[Excerpts from a figure dataset]
+--
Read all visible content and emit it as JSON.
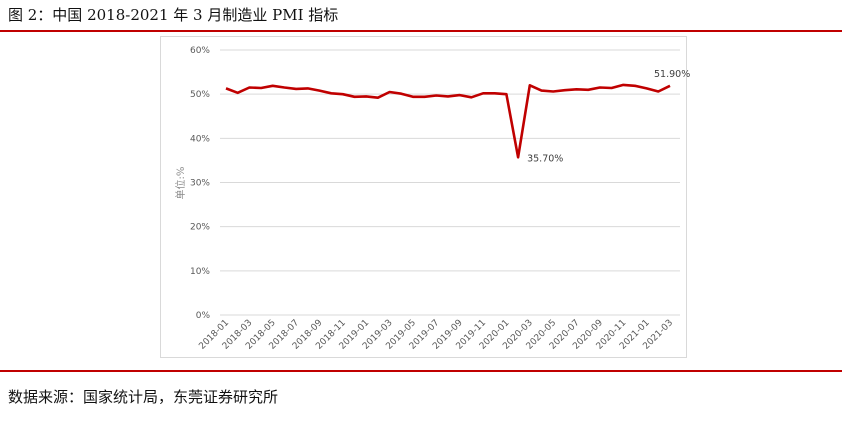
{
  "figure": {
    "title": "图 2：中国 2018-2021 年 3 月制造业 PMI 指标",
    "source": "数据来源：国家统计局，东莞证券研究所"
  },
  "chart_data": {
    "type": "line",
    "title": "",
    "ylabel": "单位:%",
    "ylim": [
      0,
      60
    ],
    "yticks": [
      "0%",
      "10%",
      "20%",
      "30%",
      "40%",
      "50%",
      "60%"
    ],
    "grid": true,
    "line_color": "#c00000",
    "months": [
      "2018-01",
      "2018-02",
      "2018-03",
      "2018-04",
      "2018-05",
      "2018-06",
      "2018-07",
      "2018-08",
      "2018-09",
      "2018-10",
      "2018-11",
      "2018-12",
      "2019-01",
      "2019-02",
      "2019-03",
      "2019-04",
      "2019-05",
      "2019-06",
      "2019-07",
      "2019-08",
      "2019-09",
      "2019-10",
      "2019-11",
      "2019-12",
      "2020-01",
      "2020-02",
      "2020-03",
      "2020-04",
      "2020-05",
      "2020-06",
      "2020-07",
      "2020-08",
      "2020-09",
      "2020-10",
      "2020-11",
      "2020-12",
      "2021-01",
      "2021-02",
      "2021-03"
    ],
    "xtick_labels": [
      "2018-01",
      "2018-03",
      "2018-05",
      "2018-07",
      "2018-09",
      "2018-11",
      "2019-01",
      "2019-03",
      "2019-05",
      "2019-07",
      "2019-09",
      "2019-11",
      "2020-01",
      "2020-03",
      "2020-05",
      "2020-07",
      "2020-09",
      "2020-11",
      "2021-01",
      "2021-03"
    ],
    "values": [
      51.3,
      50.3,
      51.5,
      51.4,
      51.9,
      51.5,
      51.2,
      51.3,
      50.8,
      50.2,
      50.0,
      49.4,
      49.5,
      49.2,
      50.5,
      50.1,
      49.4,
      49.4,
      49.7,
      49.5,
      49.8,
      49.3,
      50.2,
      50.2,
      50.0,
      35.7,
      52.0,
      50.8,
      50.6,
      50.9,
      51.1,
      51.0,
      51.5,
      51.4,
      52.1,
      51.9,
      51.3,
      50.6,
      51.9
    ],
    "annotations": [
      {
        "month": "2020-02",
        "text": "35.70%"
      },
      {
        "month": "2021-03",
        "text": "51.90%"
      }
    ]
  }
}
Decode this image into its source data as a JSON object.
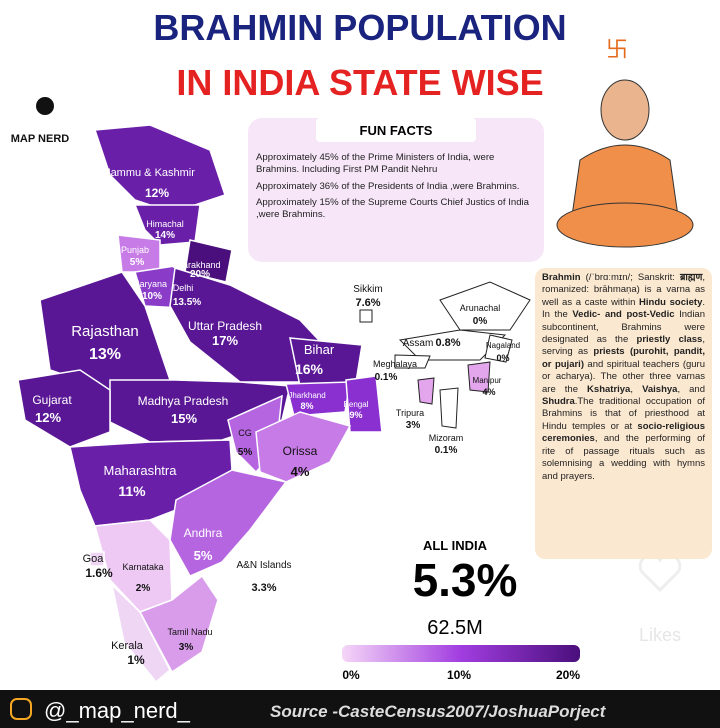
{
  "title_line1": "BRAHMIN POPULATION",
  "title_line2": "IN INDIA STATE WISE",
  "brand": "MAP NERD",
  "fun_facts": {
    "heading": "FUN FACTS",
    "items": [
      "Approximately 45% of the Prime Ministers of India, were Brahmins. Including First PM Pandit Nehru",
      "Approximately 36% of the Presidents of India ,were Brahmins.",
      "Approximately 15% of the Supreme Courts Chief Justics of India ,were Brahmins."
    ]
  },
  "regions": [
    {
      "name": "Jammu & Kashmir",
      "value": "12%"
    },
    {
      "name": "Himachal",
      "value": "14%"
    },
    {
      "name": "Punjab",
      "value": "5%"
    },
    {
      "name": "Uttarakhand",
      "value": "20%"
    },
    {
      "name": "Haryana",
      "value": "10%"
    },
    {
      "name": "Delhi",
      "value": "13.5%"
    },
    {
      "name": "Rajasthan",
      "value": "13%"
    },
    {
      "name": "Uttar Pradesh",
      "value": "17%"
    },
    {
      "name": "Bihar",
      "value": "16%"
    },
    {
      "name": "Sikkim",
      "value": "7.6%"
    },
    {
      "name": "Arunachal",
      "value": "0%"
    },
    {
      "name": "Assam",
      "value": "0.8%"
    },
    {
      "name": "Meghalaya",
      "value": "0.1%"
    },
    {
      "name": "Nagaland",
      "value": "0%"
    },
    {
      "name": "Manipur",
      "value": "4%"
    },
    {
      "name": "Tripura",
      "value": "3%"
    },
    {
      "name": "Mizoram",
      "value": "0.1%"
    },
    {
      "name": "Jharkhand",
      "value": "8%"
    },
    {
      "name": "Bengal",
      "value": "9%"
    },
    {
      "name": "Gujarat",
      "value": "12%"
    },
    {
      "name": "Madhya Pradesh",
      "value": "15%"
    },
    {
      "name": "CG",
      "value": "5%"
    },
    {
      "name": "Orissa",
      "value": "4%"
    },
    {
      "name": "Maharashtra",
      "value": "11%"
    },
    {
      "name": "Andhra",
      "value": "5%"
    },
    {
      "name": "Goa",
      "value": "1.6%"
    },
    {
      "name": "Karnataka",
      "value": "2%"
    },
    {
      "name": "A&N Islands",
      "value": "3.3%"
    },
    {
      "name": "Tamil Nadu",
      "value": "3%"
    },
    {
      "name": "Kerala",
      "value": "1%"
    }
  ],
  "description": [
    {
      "text": "Brahmin",
      "bold": true
    },
    {
      "text": " (/ˈbrɑːmɪn/; Sanskrit: ",
      "bold": false
    },
    {
      "text": "ब्राह्मण",
      "bold": true
    },
    {
      "text": ", romanized: brāhmaṇa) is a varna as well as a caste within ",
      "bold": false
    },
    {
      "text": "Hindu society",
      "bold": true
    },
    {
      "text": ". In the ",
      "bold": false
    },
    {
      "text": "Vedic- and post-Vedic",
      "bold": true
    },
    {
      "text": " Indian subcontinent, Brahmins were designated as the ",
      "bold": false
    },
    {
      "text": "priestly class",
      "bold": true
    },
    {
      "text": ", serving as ",
      "bold": false
    },
    {
      "text": "priests (purohit, pandit, or pujari)",
      "bold": true
    },
    {
      "text": " and spiritual teachers (guru or acharya). The other three varnas are the ",
      "bold": false
    },
    {
      "text": "Kshatriya",
      "bold": true
    },
    {
      "text": ", ",
      "bold": false
    },
    {
      "text": "Vaishya",
      "bold": true
    },
    {
      "text": ", and ",
      "bold": false
    },
    {
      "text": "Shudra",
      "bold": true
    },
    {
      "text": ".The traditional occupation of Brahmins is that of priesthood at Hindu temples or at ",
      "bold": false
    },
    {
      "text": "socio-religious ceremonies",
      "bold": true
    },
    {
      "text": ", and the performing of rite of passage rituals such as solemnising a wedding with hymns and prayers.",
      "bold": false
    }
  ],
  "all_india": {
    "label": "ALL INDIA",
    "percent": "5.3%",
    "count": "62.5M"
  },
  "legend": {
    "ticks": [
      "0%",
      "10%",
      "20%"
    ]
  },
  "footer": {
    "handle": "@_map_nerd_",
    "source": "Source -CasteCensus2007/JoshuaPorject"
  },
  "likes": "Likes"
}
+--
--- Do this ---
Set every line down exactly as written, leaving each picture out.

--- Result for this task ---
Read all visible content and emit it as JSON.
{
  "figure": {
    "title": "图 2：中国 2018-2021 年 3 月制造业 PMI 指标",
    "source": "数据来源：国家统计局，东莞证券研究所"
  },
  "chart_data": {
    "type": "line",
    "title": "",
    "ylabel": "单位:%",
    "ylim": [
      0,
      60
    ],
    "yticks": [
      "0%",
      "10%",
      "20%",
      "30%",
      "40%",
      "50%",
      "60%"
    ],
    "grid": true,
    "line_color": "#c00000",
    "months": [
      "2018-01",
      "2018-02",
      "2018-03",
      "2018-04",
      "2018-05",
      "2018-06",
      "2018-07",
      "2018-08",
      "2018-09",
      "2018-10",
      "2018-11",
      "2018-12",
      "2019-01",
      "2019-02",
      "2019-03",
      "2019-04",
      "2019-05",
      "2019-06",
      "2019-07",
      "2019-08",
      "2019-09",
      "2019-10",
      "2019-11",
      "2019-12",
      "2020-01",
      "2020-02",
      "2020-03",
      "2020-04",
      "2020-05",
      "2020-06",
      "2020-07",
      "2020-08",
      "2020-09",
      "2020-10",
      "2020-11",
      "2020-12",
      "2021-01",
      "2021-02",
      "2021-03"
    ],
    "xtick_labels": [
      "2018-01",
      "2018-03",
      "2018-05",
      "2018-07",
      "2018-09",
      "2018-11",
      "2019-01",
      "2019-03",
      "2019-05",
      "2019-07",
      "2019-09",
      "2019-11",
      "2020-01",
      "2020-03",
      "2020-05",
      "2020-07",
      "2020-09",
      "2020-11",
      "2021-01",
      "2021-03"
    ],
    "values": [
      51.3,
      50.3,
      51.5,
      51.4,
      51.9,
      51.5,
      51.2,
      51.3,
      50.8,
      50.2,
      50.0,
      49.4,
      49.5,
      49.2,
      50.5,
      50.1,
      49.4,
      49.4,
      49.7,
      49.5,
      49.8,
      49.3,
      50.2,
      50.2,
      50.0,
      35.7,
      52.0,
      50.8,
      50.6,
      50.9,
      51.1,
      51.0,
      51.5,
      51.4,
      52.1,
      51.9,
      51.3,
      50.6,
      51.9
    ],
    "annotations": [
      {
        "month": "2020-02",
        "text": "35.70%"
      },
      {
        "month": "2021-03",
        "text": "51.90%"
      }
    ]
  }
}
Decode this image into its source data as a JSON object.
{
  "title_line1": "BRAHMIN POPULATION",
  "title_line2": "IN INDIA STATE WISE",
  "brand": "MAP NERD",
  "fun_facts": {
    "heading": "FUN FACTS",
    "items": [
      "Approximately 45% of the Prime Ministers of India, were Brahmins. Including First PM Pandit Nehru",
      "Approximately 36% of the Presidents of India ,were Brahmins.",
      "Approximately 15% of the Supreme Courts Chief Justics of India ,were Brahmins."
    ]
  },
  "regions": [
    {
      "name": "Jammu & Kashmir",
      "value": "12%"
    },
    {
      "name": "Himachal",
      "value": "14%"
    },
    {
      "name": "Punjab",
      "value": "5%"
    },
    {
      "name": "Uttarakhand",
      "value": "20%"
    },
    {
      "name": "Haryana",
      "value": "10%"
    },
    {
      "name": "Delhi",
      "value": "13.5%"
    },
    {
      "name": "Rajasthan",
      "value": "13%"
    },
    {
      "name": "Uttar Pradesh",
      "value": "17%"
    },
    {
      "name": "Bihar",
      "value": "16%"
    },
    {
      "name": "Sikkim",
      "value": "7.6%"
    },
    {
      "name": "Arunachal",
      "value": "0%"
    },
    {
      "name": "Assam",
      "value": "0.8%"
    },
    {
      "name": "Meghalaya",
      "value": "0.1%"
    },
    {
      "name": "Nagaland",
      "value": "0%"
    },
    {
      "name": "Manipur",
      "value": "4%"
    },
    {
      "name": "Tripura",
      "value": "3%"
    },
    {
      "name": "Mizoram",
      "value": "0.1%"
    },
    {
      "name": "Jharkhand",
      "value": "8%"
    },
    {
      "name": "Bengal",
      "value": "9%"
    },
    {
      "name": "Gujarat",
      "value": "12%"
    },
    {
      "name": "Madhya Pradesh",
      "value": "15%"
    },
    {
      "name": "CG",
      "value": "5%"
    },
    {
      "name": "Orissa",
      "value": "4%"
    },
    {
      "name": "Maharashtra",
      "value": "11%"
    },
    {
      "name": "Andhra",
      "value": "5%"
    },
    {
      "name": "Goa",
      "value": "1.6%"
    },
    {
      "name": "Karnataka",
      "value": "2%"
    },
    {
      "name": "A&N Islands",
      "value": "3.3%"
    },
    {
      "name": "Tamil Nadu",
      "value": "3%"
    },
    {
      "name": "Kerala",
      "value": "1%"
    }
  ],
  "description": [
    {
      "text": "Brahmin",
      "bold": true
    },
    {
      "text": " (/ˈbrɑːmɪn/; Sanskrit: ",
      "bold": false
    },
    {
      "text": "ब्राह्मण",
      "bold": true
    },
    {
      "text": ", romanized: brāhmaṇa) is a varna as well as a caste within ",
      "bold": false
    },
    {
      "text": "Hindu society",
      "bold": true
    },
    {
      "text": ". In the ",
      "bold": false
    },
    {
      "text": "Vedic- and post-Vedic",
      "bold": true
    },
    {
      "text": " Indian subcontinent, Brahmins were designated as the ",
      "bold": false
    },
    {
      "text": "priestly class",
      "bold": true
    },
    {
      "text": ", serving as ",
      "bold": false
    },
    {
      "text": "priests (purohit, pandit, or pujari)",
      "bold": true
    },
    {
      "text": " and spiritual teachers (guru or acharya). The other three varnas are the ",
      "bold": false
    },
    {
      "text": "Kshatriya",
      "bold": true
    },
    {
      "text": ", ",
      "bold": false
    },
    {
      "text": "Vaishya",
      "bold": true
    },
    {
      "text": ", and ",
      "bold": false
    },
    {
      "text": "Shudra",
      "bold": true
    },
    {
      "text": ".The traditional occupation of Brahmins is that of priesthood at Hindu temples or at ",
      "bold": false
    },
    {
      "text": "socio-religious ceremonies",
      "bold": true
    },
    {
      "text": ", and the performing of rite of passage rituals such as solemnising a wedding with hymns and prayers.",
      "bold": false
    }
  ],
  "all_india": {
    "label": "ALL INDIA",
    "percent": "5.3%",
    "count": "62.5M"
  },
  "legend": {
    "ticks": [
      "0%",
      "10%",
      "20%"
    ]
  },
  "footer": {
    "handle": "@_map_nerd_",
    "source": "Source -CasteCensus2007/JoshuaPorject"
  },
  "likes": "Likes"
}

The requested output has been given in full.